▶ Raw data

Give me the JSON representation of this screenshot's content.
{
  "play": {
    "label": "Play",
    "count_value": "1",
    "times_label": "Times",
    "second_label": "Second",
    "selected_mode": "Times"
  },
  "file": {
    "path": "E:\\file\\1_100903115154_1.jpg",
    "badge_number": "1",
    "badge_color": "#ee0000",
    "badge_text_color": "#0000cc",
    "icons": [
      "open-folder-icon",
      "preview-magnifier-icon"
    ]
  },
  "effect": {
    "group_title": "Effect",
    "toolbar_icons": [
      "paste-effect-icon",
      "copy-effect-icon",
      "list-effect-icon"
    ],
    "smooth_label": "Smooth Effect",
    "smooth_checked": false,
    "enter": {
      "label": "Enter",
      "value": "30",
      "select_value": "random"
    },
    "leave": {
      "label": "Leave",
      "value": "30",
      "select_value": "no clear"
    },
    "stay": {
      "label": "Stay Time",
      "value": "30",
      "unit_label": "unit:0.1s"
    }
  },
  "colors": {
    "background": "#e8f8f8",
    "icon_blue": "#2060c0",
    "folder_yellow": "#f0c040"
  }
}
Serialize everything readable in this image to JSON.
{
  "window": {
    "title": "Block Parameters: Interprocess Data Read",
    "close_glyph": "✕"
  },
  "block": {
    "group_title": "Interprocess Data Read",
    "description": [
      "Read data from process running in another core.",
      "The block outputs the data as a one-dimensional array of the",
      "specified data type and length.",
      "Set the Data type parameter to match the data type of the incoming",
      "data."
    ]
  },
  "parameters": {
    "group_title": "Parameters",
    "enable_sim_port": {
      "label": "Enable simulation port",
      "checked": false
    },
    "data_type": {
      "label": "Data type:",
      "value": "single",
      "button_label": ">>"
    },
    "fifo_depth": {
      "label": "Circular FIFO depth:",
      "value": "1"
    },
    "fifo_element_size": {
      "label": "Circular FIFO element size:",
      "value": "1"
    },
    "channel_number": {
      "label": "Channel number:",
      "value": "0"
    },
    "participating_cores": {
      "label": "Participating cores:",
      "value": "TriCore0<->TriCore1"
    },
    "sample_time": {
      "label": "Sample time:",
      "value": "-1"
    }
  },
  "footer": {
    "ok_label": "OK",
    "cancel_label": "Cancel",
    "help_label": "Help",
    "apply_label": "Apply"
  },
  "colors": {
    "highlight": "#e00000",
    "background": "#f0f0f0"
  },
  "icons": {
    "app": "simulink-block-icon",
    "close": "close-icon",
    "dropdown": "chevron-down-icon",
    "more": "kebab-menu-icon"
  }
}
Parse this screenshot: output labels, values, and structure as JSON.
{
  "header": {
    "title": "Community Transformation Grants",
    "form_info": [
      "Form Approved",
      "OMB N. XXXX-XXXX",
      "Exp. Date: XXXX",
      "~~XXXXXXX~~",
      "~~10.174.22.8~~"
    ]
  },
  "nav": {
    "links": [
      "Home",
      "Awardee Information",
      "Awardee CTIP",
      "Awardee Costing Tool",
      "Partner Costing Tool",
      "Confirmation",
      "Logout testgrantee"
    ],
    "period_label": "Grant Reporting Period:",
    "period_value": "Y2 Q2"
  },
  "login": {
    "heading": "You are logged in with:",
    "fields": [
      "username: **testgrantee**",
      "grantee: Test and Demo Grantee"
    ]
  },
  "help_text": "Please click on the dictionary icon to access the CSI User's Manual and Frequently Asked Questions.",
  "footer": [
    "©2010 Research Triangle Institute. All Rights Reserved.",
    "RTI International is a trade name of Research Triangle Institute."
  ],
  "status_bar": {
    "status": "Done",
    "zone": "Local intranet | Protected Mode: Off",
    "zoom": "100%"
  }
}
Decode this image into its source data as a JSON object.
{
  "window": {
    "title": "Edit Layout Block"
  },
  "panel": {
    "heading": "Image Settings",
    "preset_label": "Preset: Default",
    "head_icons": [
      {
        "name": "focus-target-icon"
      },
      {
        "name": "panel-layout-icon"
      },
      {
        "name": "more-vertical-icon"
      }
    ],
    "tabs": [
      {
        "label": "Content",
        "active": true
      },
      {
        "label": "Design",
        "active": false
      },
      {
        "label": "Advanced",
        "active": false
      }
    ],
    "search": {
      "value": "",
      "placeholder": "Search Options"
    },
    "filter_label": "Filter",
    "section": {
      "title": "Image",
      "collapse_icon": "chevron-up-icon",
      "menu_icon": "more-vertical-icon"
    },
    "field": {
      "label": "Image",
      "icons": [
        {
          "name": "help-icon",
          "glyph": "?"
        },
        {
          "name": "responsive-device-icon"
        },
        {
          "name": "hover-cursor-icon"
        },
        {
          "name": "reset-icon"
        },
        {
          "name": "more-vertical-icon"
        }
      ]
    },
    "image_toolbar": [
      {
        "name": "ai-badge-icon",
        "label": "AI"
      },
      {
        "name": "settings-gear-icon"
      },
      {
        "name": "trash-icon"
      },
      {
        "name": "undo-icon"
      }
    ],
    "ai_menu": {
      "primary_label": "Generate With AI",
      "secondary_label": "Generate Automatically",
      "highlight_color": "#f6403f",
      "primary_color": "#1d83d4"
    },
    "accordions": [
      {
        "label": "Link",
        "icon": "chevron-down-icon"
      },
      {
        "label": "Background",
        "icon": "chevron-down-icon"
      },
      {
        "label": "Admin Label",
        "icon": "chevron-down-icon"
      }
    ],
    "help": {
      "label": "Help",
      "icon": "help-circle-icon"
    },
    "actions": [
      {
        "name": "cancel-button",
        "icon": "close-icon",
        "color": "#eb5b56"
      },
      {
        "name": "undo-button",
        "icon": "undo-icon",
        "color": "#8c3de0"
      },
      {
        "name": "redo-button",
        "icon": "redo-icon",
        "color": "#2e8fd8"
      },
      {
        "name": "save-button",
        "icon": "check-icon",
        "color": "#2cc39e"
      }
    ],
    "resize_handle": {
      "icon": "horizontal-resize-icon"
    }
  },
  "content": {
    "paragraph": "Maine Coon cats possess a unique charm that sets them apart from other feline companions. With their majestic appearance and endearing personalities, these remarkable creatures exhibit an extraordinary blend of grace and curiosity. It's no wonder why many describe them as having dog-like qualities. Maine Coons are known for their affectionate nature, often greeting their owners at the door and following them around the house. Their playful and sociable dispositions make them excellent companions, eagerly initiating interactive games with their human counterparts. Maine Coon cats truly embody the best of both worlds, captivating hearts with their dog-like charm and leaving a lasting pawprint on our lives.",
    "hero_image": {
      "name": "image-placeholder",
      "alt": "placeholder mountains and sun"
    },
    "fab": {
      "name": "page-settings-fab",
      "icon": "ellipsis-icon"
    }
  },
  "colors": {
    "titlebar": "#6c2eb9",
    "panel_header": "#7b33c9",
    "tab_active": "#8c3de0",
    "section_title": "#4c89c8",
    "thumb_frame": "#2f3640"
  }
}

▶ What is being asked
Take the lines above and retype all of them exactly.

▶ Task answer
Give me the JSON representation of this screenshot's content.
{
  "play": {
    "label": "Play",
    "count_value": "1",
    "times_label": "Times",
    "second_label": "Second",
    "selected_mode": "Times"
  },
  "file": {
    "path": "E:\\file\\1_100903115154_1.jpg",
    "badge_number": "1",
    "badge_color": "#ee0000",
    "badge_text_color": "#0000cc",
    "icons": [
      "open-folder-icon",
      "preview-magnifier-icon"
    ]
  },
  "effect": {
    "group_title": "Effect",
    "toolbar_icons": [
      "paste-effect-icon",
      "copy-effect-icon",
      "list-effect-icon"
    ],
    "smooth_label": "Smooth Effect",
    "smooth_checked": false,
    "enter": {
      "label": "Enter",
      "value": "30",
      "select_value": "random"
    },
    "leave": {
      "label": "Leave",
      "value": "30",
      "select_value": "no clear"
    },
    "stay": {
      "label": "Stay Time",
      "value": "30",
      "unit_label": "unit:0.1s"
    }
  },
  "colors": {
    "background": "#e8f8f8",
    "icon_blue": "#2060c0",
    "folder_yellow": "#f0c040"
  }
}
Serialize everything readable in this image to JSON.
{
  "window": {
    "title": "Block Parameters: Interprocess Data Read",
    "close_glyph": "✕"
  },
  "block": {
    "group_title": "Interprocess Data Read",
    "description": [
      "Read data from process running in another core.",
      "The block outputs the data as a one-dimensional array of the",
      "specified data type and length.",
      "Set the Data type parameter to match the data type of the incoming",
      "data."
    ]
  },
  "parameters": {
    "group_title": "Parameters",
    "enable_sim_port": {
      "label": "Enable simulation port",
      "checked": false
    },
    "data_type": {
      "label": "Data type:",
      "value": "single",
      "button_label": ">>"
    },
    "fifo_depth": {
      "label": "Circular FIFO depth:",
      "value": "1"
    },
    "fifo_element_size": {
      "label": "Circular FIFO element size:",
      "value": "1"
    },
    "channel_number": {
      "label": "Channel number:",
      "value": "0"
    },
    "participating_cores": {
      "label": "Participating cores:",
      "value": "TriCore0<->TriCore1"
    },
    "sample_time": {
      "label": "Sample time:",
      "value": "-1"
    }
  },
  "footer": {
    "ok_label": "OK",
    "cancel_label": "Cancel",
    "help_label": "Help",
    "apply_label": "Apply"
  },
  "colors": {
    "highlight": "#e00000",
    "background": "#f0f0f0"
  },
  "icons": {
    "app": "simulink-block-icon",
    "close": "close-icon",
    "dropdown": "chevron-down-icon",
    "more": "kebab-menu-icon"
  }
}
Parse this screenshot: output labels, values, and structure as JSON.
{
  "header": {
    "title": "Community Transformation Grants",
    "form_info": [
      "Form Approved",
      "OMB N. XXXX-XXXX",
      "Exp. Date: XXXX",
      "~~XXXXXXX~~",
      "~~10.174.22.8~~"
    ]
  },
  "nav": {
    "links": [
      "Home",
      "Awardee Information",
      "Awardee CTIP",
      "Awardee Costing Tool",
      "Partner Costing Tool",
      "Confirmation",
      "Logout testgrantee"
    ],
    "period_label": "Grant Reporting Period:",
    "period_value": "Y2 Q2"
  },
  "login": {
    "heading": "You are logged in with:",
    "fields": [
      "username: **testgrantee**",
      "grantee: Test and Demo Grantee"
    ]
  },
  "help_text": "Please click on the dictionary icon to access the CSI User's Manual and Frequently Asked Questions.",
  "footer": [
    "©2010 Research Triangle Institute. All Rights Reserved.",
    "RTI International is a trade name of Research Triangle Institute."
  ],
  "status_bar": {
    "status": "Done",
    "zone": "Local intranet | Protected Mode: Off",
    "zoom": "100%"
  }
}
Decode this image into its source data as a JSON object.
{
  "window": {
    "title": "Edit Layout Block"
  },
  "panel": {
    "heading": "Image Settings",
    "preset_label": "Preset: Default",
    "head_icons": [
      {
        "name": "focus-target-icon"
      },
      {
        "name": "panel-layout-icon"
      },
      {
        "name": "more-vertical-icon"
      }
    ],
    "tabs": [
      {
        "label": "Content",
        "active": true
      },
      {
        "label": "Design",
        "active": false
      },
      {
        "label": "Advanced",
        "active": false
      }
    ],
    "search": {
      "value": "",
      "placeholder": "Search Options"
    },
    "filter_label": "Filter",
    "section": {
      "title": "Image",
      "collapse_icon": "chevron-up-icon",
      "menu_icon": "more-vertical-icon"
    },
    "field": {
      "label": "Image",
      "icons": [
        {
          "name": "help-icon",
          "glyph": "?"
        },
        {
          "name": "responsive-device-icon"
        },
        {
          "name": "hover-cursor-icon"
        },
        {
          "name": "reset-icon"
        },
        {
          "name": "more-vertical-icon"
        }
      ]
    },
    "image_toolbar": [
      {
        "name": "ai-badge-icon",
        "label": "AI"
      },
      {
        "name": "settings-gear-icon"
      },
      {
        "name": "trash-icon"
      },
      {
        "name": "undo-icon"
      }
    ],
    "ai_menu": {
      "primary_label": "Generate With AI",
      "secondary_label": "Generate Automatically",
      "highlight_color": "#f6403f",
      "primary_color": "#1d83d4"
    },
    "accordions": [
      {
        "label": "Link",
        "icon": "chevron-down-icon"
      },
      {
        "label": "Background",
        "icon": "chevron-down-icon"
      },
      {
        "label": "Admin Label",
        "icon": "chevron-down-icon"
      }
    ],
    "help": {
      "label": "Help",
      "icon": "help-circle-icon"
    },
    "actions": [
      {
        "name": "cancel-button",
        "icon": "close-icon",
        "color": "#eb5b56"
      },
      {
        "name": "undo-button",
        "icon": "undo-icon",
        "color": "#8c3de0"
      },
      {
        "name": "redo-button",
        "icon": "redo-icon",
        "color": "#2e8fd8"
      },
      {
        "name": "save-button",
        "icon": "check-icon",
        "color": "#2cc39e"
      }
    ],
    "resize_handle": {
      "icon": "horizontal-resize-icon"
    }
  },
  "content": {
    "paragraph": "Maine Coon cats possess a unique charm that sets them apart from other feline companions. With their majestic appearance and endearing personalities, these remarkable creatures exhibit an extraordinary blend of grace and curiosity. It's no wonder why many describe them as having dog-like qualities. Maine Coons are known for their affectionate nature, often greeting their owners at the door and following them around the house. Their playful and sociable dispositions make them excellent companions, eagerly initiating interactive games with their human counterparts. Maine Coon cats truly embody the best of both worlds, captivating hearts with their dog-like charm and leaving a lasting pawprint on our lives.",
    "hero_image": {
      "name": "image-placeholder",
      "alt": "placeholder mountains and sun"
    },
    "fab": {
      "name": "page-settings-fab",
      "icon": "ellipsis-icon"
    }
  },
  "colors": {
    "titlebar": "#6c2eb9",
    "panel_header": "#7b33c9",
    "tab_active": "#8c3de0",
    "section_title": "#4c89c8",
    "thumb_frame": "#2f3640"
  }
}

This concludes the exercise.